● **PROBLEM**
Transcribe every entry word for word. Skip the pictures.
===============
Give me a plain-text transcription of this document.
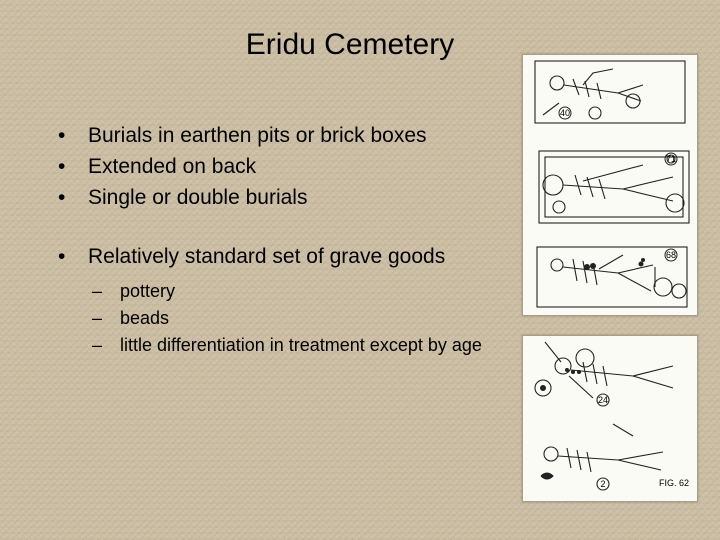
Eridu Cemetery
• Burials in earthen pits or brick boxes
• Extended on back
• Single or double burials
• Relatively standard set of grave goods
– pottery
– beads
– little differentiation in treatment except by age
40
71
68
24
2	FIG. 62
===============
● **EXERCISE ANSWER**
Give me a plain-text transcription of this document.
Eridu Cemetery
• Burials in earthen pits or brick boxes
• Extended on back
• Single or double burials
• Relatively standard set of grave goods
– pottery
– beads
– little differentiation in treatment except by age
40
71
68
24
2	FIG. 62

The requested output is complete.